The findings indicate that, between 1990 and 2020, the Qinling Mountains north slope region experienced rapid urbanization, resulting in a significant decrease in total carbon storage, primarily due to the decline in CL and the increase in COL. However, the areas of FL, GL, and WA, although they also varied over the three decades, were generally more stable, showing that the region had been effective in ecological conservation.

4.1. Carbon Storage Analysis for Four Scenarios in 2030

As shown in Figure 8, in the simulation of carbon storage in the four scenarios in 2030, the carbon storage in the Qinling Mountains north slope region was reduced in all scenarios, compared with that in 2020. Specifically, the predominant factor driving this decline is the reduction in CL, a trend that persists even in the AP scenario, failing to counteract the sharp decline in cultivated land area. The carbon storage of CL was reduced by about 2.25 million tons, compared to 2020. However, the area in GL and COL increased year by year from 2010 and, even in the four scenarios in 2030, they also maintained an increasing trend, indicating that the decrease in carbon storage in the region was caused by the boom in urbanization on the one hand. On the other hand, it might also be caused by the relevant government’s policy of returning farmland to grassland.

→ **PROVIDED INFORMATION**
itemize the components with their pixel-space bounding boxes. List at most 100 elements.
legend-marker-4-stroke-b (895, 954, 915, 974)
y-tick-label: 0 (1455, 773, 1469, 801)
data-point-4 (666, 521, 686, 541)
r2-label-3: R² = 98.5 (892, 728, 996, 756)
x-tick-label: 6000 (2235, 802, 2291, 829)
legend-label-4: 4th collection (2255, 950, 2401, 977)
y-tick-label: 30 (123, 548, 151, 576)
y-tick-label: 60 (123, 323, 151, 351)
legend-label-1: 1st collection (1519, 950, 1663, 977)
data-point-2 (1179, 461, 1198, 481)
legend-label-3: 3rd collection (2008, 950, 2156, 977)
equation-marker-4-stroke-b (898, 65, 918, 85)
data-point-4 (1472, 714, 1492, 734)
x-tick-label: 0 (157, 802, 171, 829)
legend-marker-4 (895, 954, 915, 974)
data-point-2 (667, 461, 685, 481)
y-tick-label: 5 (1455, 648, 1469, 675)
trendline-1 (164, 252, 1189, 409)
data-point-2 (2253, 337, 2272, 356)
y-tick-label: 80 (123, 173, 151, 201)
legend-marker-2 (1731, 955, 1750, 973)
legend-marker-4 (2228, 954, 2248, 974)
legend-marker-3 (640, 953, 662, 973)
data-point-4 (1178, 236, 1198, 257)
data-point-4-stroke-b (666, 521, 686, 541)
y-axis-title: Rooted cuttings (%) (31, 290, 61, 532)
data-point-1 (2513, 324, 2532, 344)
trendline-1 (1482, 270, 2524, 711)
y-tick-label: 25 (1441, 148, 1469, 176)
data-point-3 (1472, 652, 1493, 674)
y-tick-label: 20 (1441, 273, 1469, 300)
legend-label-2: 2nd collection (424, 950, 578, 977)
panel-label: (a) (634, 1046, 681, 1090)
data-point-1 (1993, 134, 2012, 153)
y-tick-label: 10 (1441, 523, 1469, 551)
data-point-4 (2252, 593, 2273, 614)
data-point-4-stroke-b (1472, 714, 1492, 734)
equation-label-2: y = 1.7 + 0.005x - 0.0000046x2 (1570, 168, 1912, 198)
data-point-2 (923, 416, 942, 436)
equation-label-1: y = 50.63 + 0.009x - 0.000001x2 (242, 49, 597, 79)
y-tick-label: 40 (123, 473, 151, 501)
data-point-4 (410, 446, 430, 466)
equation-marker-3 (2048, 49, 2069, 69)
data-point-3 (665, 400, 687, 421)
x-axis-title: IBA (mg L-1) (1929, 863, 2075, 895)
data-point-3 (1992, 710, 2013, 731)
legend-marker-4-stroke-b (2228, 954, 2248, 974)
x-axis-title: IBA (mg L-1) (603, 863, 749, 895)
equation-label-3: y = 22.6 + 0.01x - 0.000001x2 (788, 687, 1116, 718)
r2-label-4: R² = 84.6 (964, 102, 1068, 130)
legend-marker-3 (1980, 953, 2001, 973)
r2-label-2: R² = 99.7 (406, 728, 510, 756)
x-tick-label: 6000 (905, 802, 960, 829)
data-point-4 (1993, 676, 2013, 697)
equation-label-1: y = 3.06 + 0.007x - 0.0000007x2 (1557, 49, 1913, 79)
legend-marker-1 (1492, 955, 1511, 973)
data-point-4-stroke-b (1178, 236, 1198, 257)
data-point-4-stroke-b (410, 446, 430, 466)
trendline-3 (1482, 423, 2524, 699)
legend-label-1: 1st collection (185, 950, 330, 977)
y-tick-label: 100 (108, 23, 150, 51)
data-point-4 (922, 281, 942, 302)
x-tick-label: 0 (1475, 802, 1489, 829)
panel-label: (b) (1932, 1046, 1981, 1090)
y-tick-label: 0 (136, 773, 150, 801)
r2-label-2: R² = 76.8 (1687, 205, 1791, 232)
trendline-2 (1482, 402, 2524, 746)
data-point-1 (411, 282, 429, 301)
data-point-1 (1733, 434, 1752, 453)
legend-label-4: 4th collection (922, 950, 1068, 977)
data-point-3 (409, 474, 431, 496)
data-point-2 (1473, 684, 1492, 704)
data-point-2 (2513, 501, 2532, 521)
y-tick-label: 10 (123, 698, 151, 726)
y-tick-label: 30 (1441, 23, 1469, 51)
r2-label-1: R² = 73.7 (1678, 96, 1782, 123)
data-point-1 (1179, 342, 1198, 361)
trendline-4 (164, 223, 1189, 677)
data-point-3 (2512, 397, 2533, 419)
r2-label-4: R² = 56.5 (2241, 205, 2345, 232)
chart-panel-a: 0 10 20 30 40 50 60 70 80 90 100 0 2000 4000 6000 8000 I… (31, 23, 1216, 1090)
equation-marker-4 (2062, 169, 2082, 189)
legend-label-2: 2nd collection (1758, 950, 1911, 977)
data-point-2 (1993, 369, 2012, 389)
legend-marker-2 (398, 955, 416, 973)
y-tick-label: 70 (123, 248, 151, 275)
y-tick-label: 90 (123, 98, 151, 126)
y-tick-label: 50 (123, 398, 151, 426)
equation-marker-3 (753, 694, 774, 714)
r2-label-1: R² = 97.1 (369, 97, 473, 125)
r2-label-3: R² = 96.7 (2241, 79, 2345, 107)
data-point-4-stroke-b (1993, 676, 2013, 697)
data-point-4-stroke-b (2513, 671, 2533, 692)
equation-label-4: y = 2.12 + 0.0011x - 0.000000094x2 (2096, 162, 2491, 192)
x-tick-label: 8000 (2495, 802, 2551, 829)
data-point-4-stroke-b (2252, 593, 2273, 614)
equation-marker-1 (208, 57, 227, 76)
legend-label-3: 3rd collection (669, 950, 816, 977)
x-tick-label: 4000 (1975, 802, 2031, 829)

→ **WHAT THIS TASK INVOLVES**
Pick up the excerpt on carbon storage in the Qinling Mountains north slope region and continue it from its last sentence above.

→ **OUTPUT OF THE EXERCISE**
In conclusion, the simulation results for carbon storage in the four 2030 scenarios, coupled with identifying key contributing factors, underscore the preferential adoption of the AP scenario. This strategy prioritizes safeguarding cultivated land to halt the decline in carbon storage within the region and potentially even achieve an increase in carbon storage. Notably, the AP scenario aligns harmoniously with the national strategy proposed by the Chinese government, emphasizing the importance of “protecting cultivated land to ensure national food security”, which is proposed by the Chinese government today.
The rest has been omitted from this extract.